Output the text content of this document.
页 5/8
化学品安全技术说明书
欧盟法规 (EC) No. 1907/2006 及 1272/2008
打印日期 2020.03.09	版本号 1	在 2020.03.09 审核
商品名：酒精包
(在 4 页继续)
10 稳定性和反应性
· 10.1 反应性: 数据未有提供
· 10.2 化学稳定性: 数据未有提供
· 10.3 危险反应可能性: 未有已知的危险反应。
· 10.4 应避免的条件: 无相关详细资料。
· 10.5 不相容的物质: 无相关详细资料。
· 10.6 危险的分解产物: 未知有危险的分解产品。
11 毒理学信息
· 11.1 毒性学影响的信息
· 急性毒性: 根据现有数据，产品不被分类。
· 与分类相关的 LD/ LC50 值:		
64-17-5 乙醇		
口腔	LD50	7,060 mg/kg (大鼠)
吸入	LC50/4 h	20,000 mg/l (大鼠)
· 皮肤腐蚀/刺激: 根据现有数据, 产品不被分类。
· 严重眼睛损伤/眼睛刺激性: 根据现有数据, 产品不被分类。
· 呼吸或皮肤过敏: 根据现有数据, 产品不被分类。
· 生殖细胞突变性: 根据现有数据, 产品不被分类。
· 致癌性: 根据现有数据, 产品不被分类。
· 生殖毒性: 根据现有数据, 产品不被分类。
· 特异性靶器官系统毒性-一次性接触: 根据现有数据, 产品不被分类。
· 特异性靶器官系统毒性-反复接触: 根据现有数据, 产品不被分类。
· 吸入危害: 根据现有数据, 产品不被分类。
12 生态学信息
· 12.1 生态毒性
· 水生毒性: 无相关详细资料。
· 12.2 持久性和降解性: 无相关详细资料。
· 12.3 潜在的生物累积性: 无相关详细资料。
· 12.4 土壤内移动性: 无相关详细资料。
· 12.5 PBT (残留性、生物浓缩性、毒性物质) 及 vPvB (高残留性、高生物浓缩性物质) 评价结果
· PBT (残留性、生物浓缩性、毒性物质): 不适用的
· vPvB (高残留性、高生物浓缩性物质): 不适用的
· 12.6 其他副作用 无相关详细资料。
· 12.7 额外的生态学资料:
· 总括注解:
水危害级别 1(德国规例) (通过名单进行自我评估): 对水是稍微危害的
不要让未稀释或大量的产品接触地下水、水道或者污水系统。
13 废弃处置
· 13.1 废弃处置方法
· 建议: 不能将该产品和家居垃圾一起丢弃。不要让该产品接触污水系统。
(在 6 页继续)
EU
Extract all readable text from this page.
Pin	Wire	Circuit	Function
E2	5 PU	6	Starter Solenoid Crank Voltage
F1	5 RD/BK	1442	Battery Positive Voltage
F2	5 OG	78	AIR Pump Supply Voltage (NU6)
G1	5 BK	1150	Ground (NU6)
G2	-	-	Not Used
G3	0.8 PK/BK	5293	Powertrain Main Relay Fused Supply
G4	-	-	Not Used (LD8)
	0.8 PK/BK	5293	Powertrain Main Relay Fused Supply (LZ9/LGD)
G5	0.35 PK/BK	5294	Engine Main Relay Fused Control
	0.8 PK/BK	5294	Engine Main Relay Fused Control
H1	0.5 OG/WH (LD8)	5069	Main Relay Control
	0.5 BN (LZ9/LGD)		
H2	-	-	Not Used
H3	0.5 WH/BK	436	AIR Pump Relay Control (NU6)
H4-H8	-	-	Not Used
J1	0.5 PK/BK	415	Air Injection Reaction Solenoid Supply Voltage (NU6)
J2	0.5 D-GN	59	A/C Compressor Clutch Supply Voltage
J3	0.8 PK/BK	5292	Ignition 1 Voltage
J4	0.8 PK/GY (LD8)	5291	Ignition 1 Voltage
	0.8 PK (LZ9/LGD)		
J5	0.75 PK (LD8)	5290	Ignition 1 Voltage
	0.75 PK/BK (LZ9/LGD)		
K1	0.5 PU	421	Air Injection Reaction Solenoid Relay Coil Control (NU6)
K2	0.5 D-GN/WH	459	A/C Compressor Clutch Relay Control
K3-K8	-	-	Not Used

= = = =

REQUEST: Give the lines exactly as they stand, from the line with "Extract all readable text from this page." through the end of the material.

RESULT FOR THIS EXERCISE:
Extract all readable text from this page.
Pin	Wire	Circuit	Function
E2	5 PU	6	Starter Solenoid Crank Voltage
F1	5 RD/BK	1442	Battery Positive Voltage
F2	5 OG	78	AIR Pump Supply Voltage (NU6)
G1	5 BK	1150	Ground (NU6)
G2	-	-	Not Used
G3	0.8 PK/BK	5293	Powertrain Main Relay Fused Supply
G4	-	-	Not Used (LD8)
	0.8 PK/BK	5293	Powertrain Main Relay Fused Supply (LZ9/LGD)
G5	0.35 PK/BK	5294	Engine Main Relay Fused Control
	0.8 PK/BK	5294	Engine Main Relay Fused Control
H1	0.5 OG/WH (LD8)	5069	Main Relay Control
	0.5 BN (LZ9/LGD)		
H2	-	-	Not Used
H3	0.5 WH/BK	436	AIR Pump Relay Control (NU6)
H4-H8	-	-	Not Used
J1	0.5 PK/BK	415	Air Injection Reaction Solenoid Supply Voltage (NU6)
J2	0.5 D-GN	59	A/C Compressor Clutch Supply Voltage
J3	0.8 PK/BK	5292	Ignition 1 Voltage
J4	0.8 PK/GY (LD8)	5291	Ignition 1 Voltage
	0.8 PK (LZ9/LGD)		
J5	0.75 PK (LD8)	5290	Ignition 1 Voltage
	0.75 PK/BK (LZ9/LGD)		
K1	0.5 PU	421	Air Injection Reaction Solenoid Relay Coil Control (NU6)
K2	0.5 D-GN/WH	459	A/C Compressor Clutch Relay Control
K3-K8	-	-	Not Used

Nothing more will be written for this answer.